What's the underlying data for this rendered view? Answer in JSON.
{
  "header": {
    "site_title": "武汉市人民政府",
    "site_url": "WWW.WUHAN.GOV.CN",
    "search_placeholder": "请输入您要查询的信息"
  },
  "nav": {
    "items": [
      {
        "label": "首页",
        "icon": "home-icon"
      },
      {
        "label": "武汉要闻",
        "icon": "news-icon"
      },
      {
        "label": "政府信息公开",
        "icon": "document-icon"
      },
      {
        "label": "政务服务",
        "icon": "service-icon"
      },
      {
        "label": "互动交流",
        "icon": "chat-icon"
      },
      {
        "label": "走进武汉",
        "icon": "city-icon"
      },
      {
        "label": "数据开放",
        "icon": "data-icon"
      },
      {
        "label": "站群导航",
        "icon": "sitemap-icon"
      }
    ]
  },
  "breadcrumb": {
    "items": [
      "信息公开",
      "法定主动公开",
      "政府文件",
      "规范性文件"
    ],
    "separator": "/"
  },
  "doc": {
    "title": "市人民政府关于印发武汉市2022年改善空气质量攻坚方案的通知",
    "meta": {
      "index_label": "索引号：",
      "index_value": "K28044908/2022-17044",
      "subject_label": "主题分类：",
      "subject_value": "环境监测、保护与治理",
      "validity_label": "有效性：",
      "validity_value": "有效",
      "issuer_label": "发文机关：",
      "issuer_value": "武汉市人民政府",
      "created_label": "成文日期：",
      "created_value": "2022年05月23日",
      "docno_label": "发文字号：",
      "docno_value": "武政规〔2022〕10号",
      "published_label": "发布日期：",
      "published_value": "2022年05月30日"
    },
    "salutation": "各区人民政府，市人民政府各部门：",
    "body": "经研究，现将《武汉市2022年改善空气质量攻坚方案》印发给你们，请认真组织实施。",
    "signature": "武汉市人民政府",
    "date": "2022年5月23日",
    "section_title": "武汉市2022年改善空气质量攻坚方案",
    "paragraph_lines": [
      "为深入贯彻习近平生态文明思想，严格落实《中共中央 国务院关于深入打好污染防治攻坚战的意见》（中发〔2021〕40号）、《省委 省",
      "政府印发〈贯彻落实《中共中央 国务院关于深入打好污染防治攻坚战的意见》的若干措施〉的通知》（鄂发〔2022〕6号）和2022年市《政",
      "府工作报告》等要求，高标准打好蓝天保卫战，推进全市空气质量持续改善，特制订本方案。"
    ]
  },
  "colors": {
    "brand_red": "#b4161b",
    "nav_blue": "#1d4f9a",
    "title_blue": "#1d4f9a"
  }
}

————

▸ **GIVEN INSTRUCTION**
List all lines holding the string "data".

▸ **RESULT**
What's the underlying data for this rendered view? Answer in JSON.
        "icon": "data-icon"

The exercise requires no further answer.